▶ _DATA LISTING_
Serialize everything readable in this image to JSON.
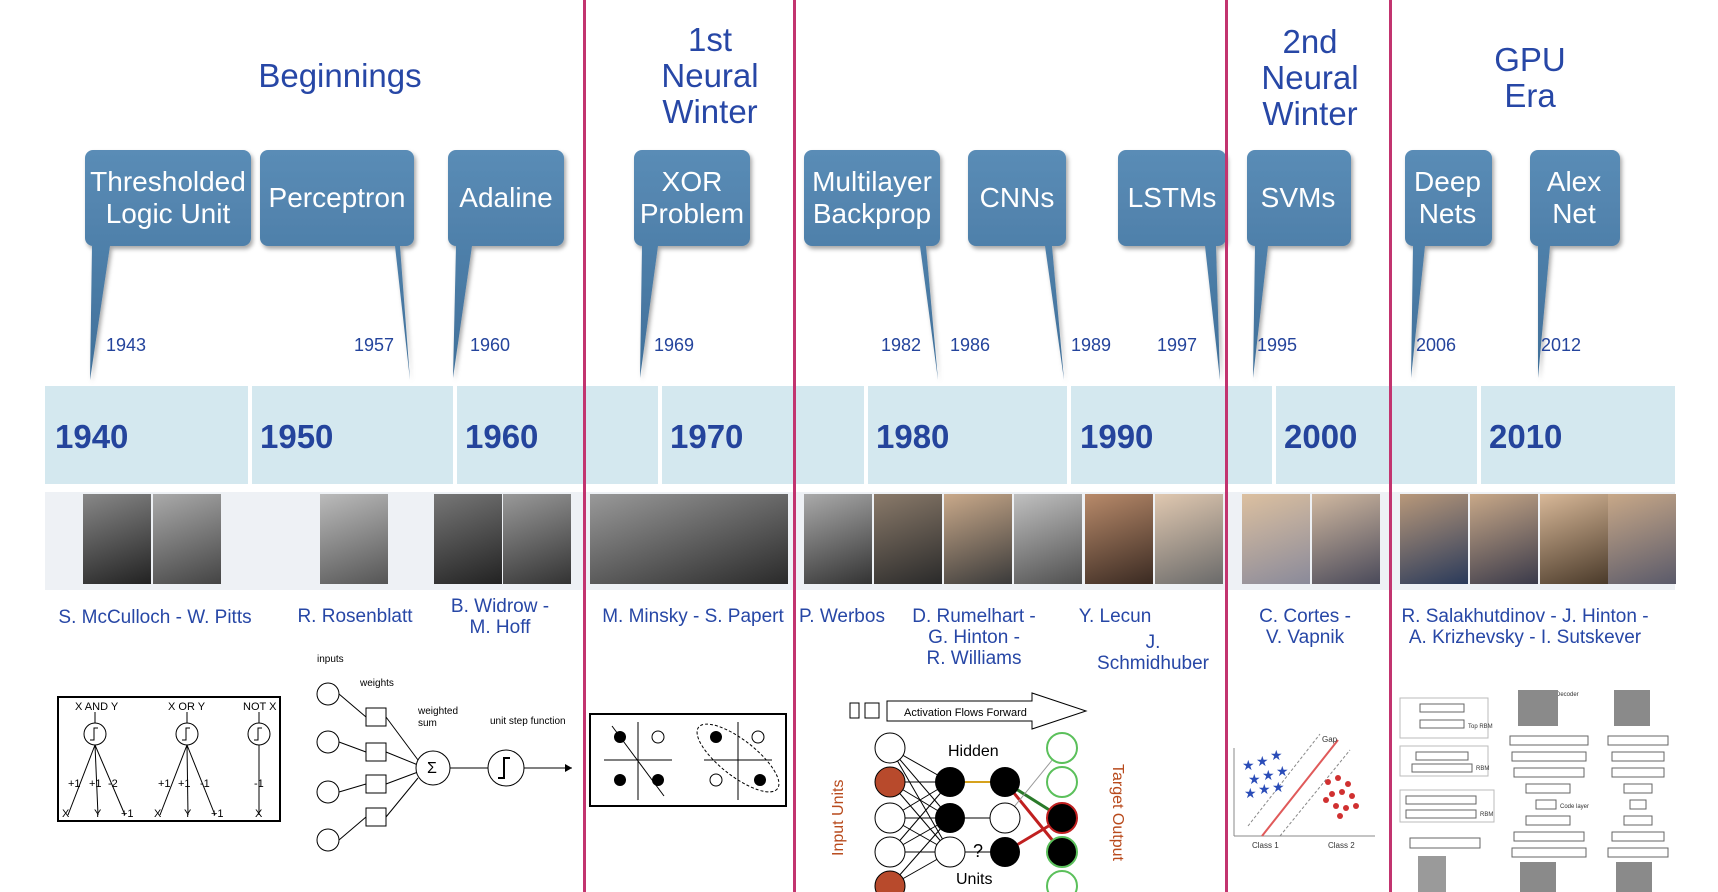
{
  "eras": {
    "beginnings": "Beginnings",
    "first_winter": [
      "1st",
      "Neural",
      "Winter"
    ],
    "second_winter": [
      "2nd",
      "Neural",
      "Winter"
    ],
    "gpu_era": [
      "GPU",
      "Era"
    ]
  },
  "milestones": {
    "tlu": [
      "Thresholded",
      "Logic Unit"
    ],
    "perceptron": "Perceptron",
    "adaline": "Adaline",
    "xor": [
      "XOR",
      "Problem"
    ],
    "backprop": [
      "Multilayer",
      "Backprop"
    ],
    "cnns": "CNNs",
    "lstms": "LSTMs",
    "svms": "SVMs",
    "deepnets": [
      "Deep",
      "Nets"
    ],
    "alexnet": [
      "Alex",
      "Net"
    ]
  },
  "years": [
    "1943",
    "1957",
    "1960",
    "1969",
    "1982",
    "1986",
    "1989",
    "1997",
    "1995",
    "2006",
    "2012"
  ],
  "decades": [
    "1940",
    "1950",
    "1960",
    "1970",
    "1980",
    "1990",
    "2000",
    "2010"
  ],
  "people": {
    "mcculloch_pitts": "S. McCulloch - W. Pitts",
    "rosenblatt": "R. Rosenblatt",
    "widrow_hoff": [
      "B. Widrow -",
      "M. Hoff"
    ],
    "minsky_papert": "M. Minsky - S. Papert",
    "werbos": "P. Werbos",
    "rumelhart": [
      "D. Rumelhart -",
      "G. Hinton -",
      "R. Williams"
    ],
    "lecun": "Y. Lecun",
    "schmidhuber": "J. Schmidhuber",
    "cortes_vapnik": [
      "C. Cortes -",
      "V. Vapnik"
    ],
    "gpu_people": [
      "R. Salakhutdinov - J. Hinton -",
      "A. Krizhevsky - I. Sutskever"
    ]
  },
  "diagrams": {
    "logic": {
      "and": "X AND Y",
      "or": "X OR Y",
      "not": "NOT X",
      "x": "X",
      "y": "Y",
      "p1": "+1",
      "m2": "-2",
      "m1": "-1"
    },
    "perceptron": {
      "inputs": "inputs",
      "weights": "weights",
      "weighted_sum": "weighted",
      "sum": "sum",
      "step": "unit step function"
    },
    "backprop": {
      "flow": "Activation Flows Forward",
      "hidden": "Hidden",
      "units": "Units",
      "input_units": "Input Units",
      "target": "Target Output"
    },
    "svm": {
      "gap": "Gap",
      "class1": "Class 1",
      "class2": "Class 2"
    },
    "dbn": {
      "decoder": "Decoder",
      "code_layer": "Code layer",
      "rbm": "RBM",
      "top_rbm": "Top RBM"
    }
  },
  "colors": {
    "accent": "#c2346f",
    "callout": "#4d7ea8",
    "text": "#2747a6",
    "band": "#d4e8ef"
  }
}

▶ _PROBLEM STATEMENT_
Copy every entry exactly as written. Pictures are excluded.

▶ _TASK SOLUTION_
Serialize everything readable in this image to JSON.
{
  "eras": {
    "beginnings": "Beginnings",
    "first_winter": [
      "1st",
      "Neural",
      "Winter"
    ],
    "second_winter": [
      "2nd",
      "Neural",
      "Winter"
    ],
    "gpu_era": [
      "GPU",
      "Era"
    ]
  },
  "milestones": {
    "tlu": [
      "Thresholded",
      "Logic Unit"
    ],
    "perceptron": "Perceptron",
    "adaline": "Adaline",
    "xor": [
      "XOR",
      "Problem"
    ],
    "backprop": [
      "Multilayer",
      "Backprop"
    ],
    "cnns": "CNNs",
    "lstms": "LSTMs",
    "svms": "SVMs",
    "deepnets": [
      "Deep",
      "Nets"
    ],
    "alexnet": [
      "Alex",
      "Net"
    ]
  },
  "years": [
    "1943",
    "1957",
    "1960",
    "1969",
    "1982",
    "1986",
    "1989",
    "1997",
    "1995",
    "2006",
    "2012"
  ],
  "decades": [
    "1940",
    "1950",
    "1960",
    "1970",
    "1980",
    "1990",
    "2000",
    "2010"
  ],
  "people": {
    "mcculloch_pitts": "S. McCulloch - W. Pitts",
    "rosenblatt": "R. Rosenblatt",
    "widrow_hoff": [
      "B. Widrow -",
      "M. Hoff"
    ],
    "minsky_papert": "M. Minsky - S. Papert",
    "werbos": "P. Werbos",
    "rumelhart": [
      "D. Rumelhart -",
      "G. Hinton -",
      "R. Williams"
    ],
    "lecun": "Y. Lecun",
    "schmidhuber": "J. Schmidhuber",
    "cortes_vapnik": [
      "C. Cortes -",
      "V. Vapnik"
    ],
    "gpu_people": [
      "R. Salakhutdinov - J. Hinton -",
      "A. Krizhevsky - I. Sutskever"
    ]
  },
  "diagrams": {
    "logic": {
      "and": "X AND Y",
      "or": "X OR Y",
      "not": "NOT X",
      "x": "X",
      "y": "Y",
      "p1": "+1",
      "m2": "-2",
      "m1": "-1"
    },
    "perceptron": {
      "inputs": "inputs",
      "weights": "weights",
      "weighted_sum": "weighted",
      "sum": "sum",
      "step": "unit step function"
    },
    "backprop": {
      "flow": "Activation Flows Forward",
      "hidden": "Hidden",
      "units": "Units",
      "input_units": "Input Units",
      "target": "Target Output"
    },
    "svm": {
      "gap": "Gap",
      "class1": "Class 1",
      "class2": "Class 2"
    },
    "dbn": {
      "decoder": "Decoder",
      "code_layer": "Code layer",
      "rbm": "RBM",
      "top_rbm": "Top RBM"
    }
  },
  "colors": {
    "accent": "#c2346f",
    "callout": "#4d7ea8",
    "text": "#2747a6",
    "band": "#d4e8ef"
  }
}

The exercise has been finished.